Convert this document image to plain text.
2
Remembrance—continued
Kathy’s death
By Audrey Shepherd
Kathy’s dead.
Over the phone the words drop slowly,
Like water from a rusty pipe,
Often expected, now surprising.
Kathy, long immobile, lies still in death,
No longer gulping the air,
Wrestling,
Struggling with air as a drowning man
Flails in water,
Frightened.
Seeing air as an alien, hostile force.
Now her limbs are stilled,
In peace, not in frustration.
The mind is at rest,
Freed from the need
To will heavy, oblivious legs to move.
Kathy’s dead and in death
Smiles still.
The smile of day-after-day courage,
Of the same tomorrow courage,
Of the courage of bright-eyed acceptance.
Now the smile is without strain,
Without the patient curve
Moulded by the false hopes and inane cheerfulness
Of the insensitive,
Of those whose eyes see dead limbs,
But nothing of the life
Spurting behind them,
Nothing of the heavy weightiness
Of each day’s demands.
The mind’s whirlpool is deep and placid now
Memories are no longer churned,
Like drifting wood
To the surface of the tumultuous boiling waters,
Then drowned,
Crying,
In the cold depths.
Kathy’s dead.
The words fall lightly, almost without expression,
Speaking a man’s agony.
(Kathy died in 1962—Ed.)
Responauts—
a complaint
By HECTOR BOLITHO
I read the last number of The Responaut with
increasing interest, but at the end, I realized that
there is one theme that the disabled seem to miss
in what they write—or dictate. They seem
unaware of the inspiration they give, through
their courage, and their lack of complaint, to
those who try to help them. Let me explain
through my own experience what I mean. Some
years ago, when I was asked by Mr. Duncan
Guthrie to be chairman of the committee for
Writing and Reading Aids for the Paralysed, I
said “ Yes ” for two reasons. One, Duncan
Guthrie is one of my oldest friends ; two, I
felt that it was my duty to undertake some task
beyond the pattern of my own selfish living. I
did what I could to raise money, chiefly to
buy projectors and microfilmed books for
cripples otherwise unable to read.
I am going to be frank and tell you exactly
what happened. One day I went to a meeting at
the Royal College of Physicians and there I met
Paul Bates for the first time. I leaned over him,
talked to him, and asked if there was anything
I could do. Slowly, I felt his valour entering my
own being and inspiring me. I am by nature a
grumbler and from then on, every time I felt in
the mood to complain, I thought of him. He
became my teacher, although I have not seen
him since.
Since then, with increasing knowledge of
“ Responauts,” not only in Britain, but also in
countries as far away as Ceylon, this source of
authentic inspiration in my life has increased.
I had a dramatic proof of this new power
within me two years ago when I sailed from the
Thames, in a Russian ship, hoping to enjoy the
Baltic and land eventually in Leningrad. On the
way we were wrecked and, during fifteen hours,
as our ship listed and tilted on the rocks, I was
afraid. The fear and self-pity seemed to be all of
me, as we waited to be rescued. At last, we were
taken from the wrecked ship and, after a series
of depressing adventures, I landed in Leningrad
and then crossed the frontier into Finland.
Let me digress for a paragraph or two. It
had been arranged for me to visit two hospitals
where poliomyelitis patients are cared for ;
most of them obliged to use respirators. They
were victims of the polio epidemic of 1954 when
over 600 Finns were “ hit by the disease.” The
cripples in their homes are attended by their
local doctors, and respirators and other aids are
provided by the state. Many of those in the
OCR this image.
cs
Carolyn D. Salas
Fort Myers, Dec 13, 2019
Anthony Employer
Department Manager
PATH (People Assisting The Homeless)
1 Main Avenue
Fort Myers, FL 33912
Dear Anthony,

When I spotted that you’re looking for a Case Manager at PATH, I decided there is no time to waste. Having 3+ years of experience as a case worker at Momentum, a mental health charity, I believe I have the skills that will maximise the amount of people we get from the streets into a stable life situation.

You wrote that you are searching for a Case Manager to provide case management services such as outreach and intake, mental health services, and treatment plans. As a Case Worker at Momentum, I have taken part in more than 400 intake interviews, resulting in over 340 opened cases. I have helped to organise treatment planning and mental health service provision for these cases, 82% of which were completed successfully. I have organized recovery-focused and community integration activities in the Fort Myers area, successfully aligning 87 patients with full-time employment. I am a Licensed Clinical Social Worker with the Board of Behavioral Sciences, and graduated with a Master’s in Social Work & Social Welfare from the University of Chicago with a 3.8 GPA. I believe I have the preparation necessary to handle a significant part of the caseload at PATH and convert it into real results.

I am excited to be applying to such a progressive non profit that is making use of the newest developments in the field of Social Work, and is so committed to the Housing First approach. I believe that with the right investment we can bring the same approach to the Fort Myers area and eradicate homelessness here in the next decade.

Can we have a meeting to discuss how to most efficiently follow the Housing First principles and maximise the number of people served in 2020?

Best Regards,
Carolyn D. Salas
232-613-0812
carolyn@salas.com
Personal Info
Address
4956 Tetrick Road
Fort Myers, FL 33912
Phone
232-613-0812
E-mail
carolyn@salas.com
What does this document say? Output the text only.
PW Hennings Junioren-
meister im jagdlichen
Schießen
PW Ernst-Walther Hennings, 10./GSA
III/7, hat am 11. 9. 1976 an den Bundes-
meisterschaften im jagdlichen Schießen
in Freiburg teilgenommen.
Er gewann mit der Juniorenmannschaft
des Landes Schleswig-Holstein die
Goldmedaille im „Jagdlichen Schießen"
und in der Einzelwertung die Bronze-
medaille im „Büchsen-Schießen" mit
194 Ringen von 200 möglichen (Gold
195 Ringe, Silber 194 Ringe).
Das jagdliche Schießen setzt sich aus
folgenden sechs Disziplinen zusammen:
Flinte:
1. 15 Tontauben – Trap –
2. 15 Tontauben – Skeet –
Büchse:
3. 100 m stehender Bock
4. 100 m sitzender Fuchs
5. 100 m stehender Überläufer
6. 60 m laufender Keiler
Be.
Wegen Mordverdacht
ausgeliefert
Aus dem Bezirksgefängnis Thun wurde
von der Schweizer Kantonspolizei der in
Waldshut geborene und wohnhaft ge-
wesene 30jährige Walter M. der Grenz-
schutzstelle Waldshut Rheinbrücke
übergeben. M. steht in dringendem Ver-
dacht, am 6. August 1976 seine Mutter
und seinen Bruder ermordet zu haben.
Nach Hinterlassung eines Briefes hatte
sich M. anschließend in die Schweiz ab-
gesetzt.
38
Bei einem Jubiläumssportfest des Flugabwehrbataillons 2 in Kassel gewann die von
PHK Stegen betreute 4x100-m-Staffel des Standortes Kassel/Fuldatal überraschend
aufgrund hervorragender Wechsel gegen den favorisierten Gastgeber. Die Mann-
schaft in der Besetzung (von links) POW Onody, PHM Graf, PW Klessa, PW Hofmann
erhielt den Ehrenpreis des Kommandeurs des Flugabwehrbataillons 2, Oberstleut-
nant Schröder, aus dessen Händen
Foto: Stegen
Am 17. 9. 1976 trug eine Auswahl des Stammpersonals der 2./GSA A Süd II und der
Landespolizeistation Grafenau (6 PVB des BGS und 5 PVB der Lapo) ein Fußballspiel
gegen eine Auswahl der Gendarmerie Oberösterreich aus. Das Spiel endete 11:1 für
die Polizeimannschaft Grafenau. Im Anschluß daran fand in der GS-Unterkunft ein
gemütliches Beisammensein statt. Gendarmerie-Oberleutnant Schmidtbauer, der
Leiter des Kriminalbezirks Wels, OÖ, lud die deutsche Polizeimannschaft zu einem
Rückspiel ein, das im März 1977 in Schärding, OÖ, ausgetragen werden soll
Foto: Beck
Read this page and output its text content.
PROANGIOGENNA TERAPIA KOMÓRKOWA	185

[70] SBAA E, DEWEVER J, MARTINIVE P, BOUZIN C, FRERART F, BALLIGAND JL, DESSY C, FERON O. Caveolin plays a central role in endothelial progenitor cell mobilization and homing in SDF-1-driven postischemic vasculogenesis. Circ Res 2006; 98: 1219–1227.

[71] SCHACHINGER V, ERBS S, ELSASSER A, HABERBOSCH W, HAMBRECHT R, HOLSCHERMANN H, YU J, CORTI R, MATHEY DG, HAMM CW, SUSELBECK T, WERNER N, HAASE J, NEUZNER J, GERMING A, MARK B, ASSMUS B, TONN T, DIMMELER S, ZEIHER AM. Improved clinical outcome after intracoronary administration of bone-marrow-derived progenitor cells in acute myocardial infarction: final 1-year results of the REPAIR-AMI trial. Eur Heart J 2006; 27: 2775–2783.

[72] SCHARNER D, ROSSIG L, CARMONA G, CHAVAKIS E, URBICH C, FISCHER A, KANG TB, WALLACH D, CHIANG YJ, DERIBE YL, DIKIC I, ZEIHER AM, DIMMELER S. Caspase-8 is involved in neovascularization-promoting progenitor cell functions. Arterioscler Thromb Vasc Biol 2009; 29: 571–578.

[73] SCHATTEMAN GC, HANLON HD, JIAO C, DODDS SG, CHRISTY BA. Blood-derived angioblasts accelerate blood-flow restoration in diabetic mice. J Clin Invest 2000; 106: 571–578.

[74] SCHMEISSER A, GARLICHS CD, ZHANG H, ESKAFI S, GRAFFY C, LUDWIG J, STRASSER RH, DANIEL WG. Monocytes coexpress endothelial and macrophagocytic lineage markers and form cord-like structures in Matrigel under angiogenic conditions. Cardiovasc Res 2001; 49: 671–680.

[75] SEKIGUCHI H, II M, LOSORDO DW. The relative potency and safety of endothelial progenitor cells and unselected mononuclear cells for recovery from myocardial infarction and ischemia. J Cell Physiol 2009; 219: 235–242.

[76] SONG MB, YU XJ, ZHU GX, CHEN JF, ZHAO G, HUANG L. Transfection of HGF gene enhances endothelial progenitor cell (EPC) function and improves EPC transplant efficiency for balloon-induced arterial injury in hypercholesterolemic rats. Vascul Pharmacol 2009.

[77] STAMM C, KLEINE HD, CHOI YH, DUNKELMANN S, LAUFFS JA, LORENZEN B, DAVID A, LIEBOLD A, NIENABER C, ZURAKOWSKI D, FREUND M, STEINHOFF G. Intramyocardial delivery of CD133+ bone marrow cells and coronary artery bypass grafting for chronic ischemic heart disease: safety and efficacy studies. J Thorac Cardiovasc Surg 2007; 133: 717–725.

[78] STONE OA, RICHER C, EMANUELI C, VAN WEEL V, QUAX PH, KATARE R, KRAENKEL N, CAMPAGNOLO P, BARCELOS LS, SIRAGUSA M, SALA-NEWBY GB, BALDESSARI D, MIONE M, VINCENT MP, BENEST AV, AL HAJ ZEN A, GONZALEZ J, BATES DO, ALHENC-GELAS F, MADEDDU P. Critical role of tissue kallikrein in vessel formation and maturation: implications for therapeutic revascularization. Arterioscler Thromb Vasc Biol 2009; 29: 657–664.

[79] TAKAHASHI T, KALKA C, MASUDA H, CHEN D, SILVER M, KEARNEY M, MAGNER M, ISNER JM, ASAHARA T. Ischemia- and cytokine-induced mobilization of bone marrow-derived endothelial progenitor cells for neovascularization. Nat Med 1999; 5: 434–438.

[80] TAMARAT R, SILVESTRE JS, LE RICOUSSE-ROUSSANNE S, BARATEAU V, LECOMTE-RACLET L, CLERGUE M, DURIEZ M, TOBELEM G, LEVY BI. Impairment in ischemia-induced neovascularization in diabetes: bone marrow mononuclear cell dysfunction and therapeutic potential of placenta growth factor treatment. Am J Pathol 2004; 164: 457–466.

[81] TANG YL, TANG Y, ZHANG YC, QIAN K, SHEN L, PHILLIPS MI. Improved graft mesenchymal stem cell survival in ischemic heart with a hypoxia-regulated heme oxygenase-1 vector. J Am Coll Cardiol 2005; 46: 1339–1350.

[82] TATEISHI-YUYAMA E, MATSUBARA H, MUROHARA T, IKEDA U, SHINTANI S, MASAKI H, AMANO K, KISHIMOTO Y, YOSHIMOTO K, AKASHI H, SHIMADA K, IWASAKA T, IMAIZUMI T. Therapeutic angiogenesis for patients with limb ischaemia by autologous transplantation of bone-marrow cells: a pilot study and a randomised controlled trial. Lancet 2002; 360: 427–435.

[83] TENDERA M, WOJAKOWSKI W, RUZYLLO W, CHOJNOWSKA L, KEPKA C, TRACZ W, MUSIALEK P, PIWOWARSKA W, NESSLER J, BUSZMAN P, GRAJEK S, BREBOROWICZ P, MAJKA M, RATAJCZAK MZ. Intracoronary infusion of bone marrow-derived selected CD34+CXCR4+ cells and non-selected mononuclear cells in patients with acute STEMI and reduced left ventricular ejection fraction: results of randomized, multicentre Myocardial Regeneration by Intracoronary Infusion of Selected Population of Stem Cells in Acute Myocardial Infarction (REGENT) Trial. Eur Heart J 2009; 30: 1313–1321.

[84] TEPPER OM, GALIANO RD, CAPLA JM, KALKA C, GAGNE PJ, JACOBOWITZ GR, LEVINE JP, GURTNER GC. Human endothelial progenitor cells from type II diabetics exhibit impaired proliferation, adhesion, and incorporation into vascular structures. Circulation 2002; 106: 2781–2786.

What is expected: The answer must be a single number: the count of lines in the listing that hold the string "complaint".

Task answer: 2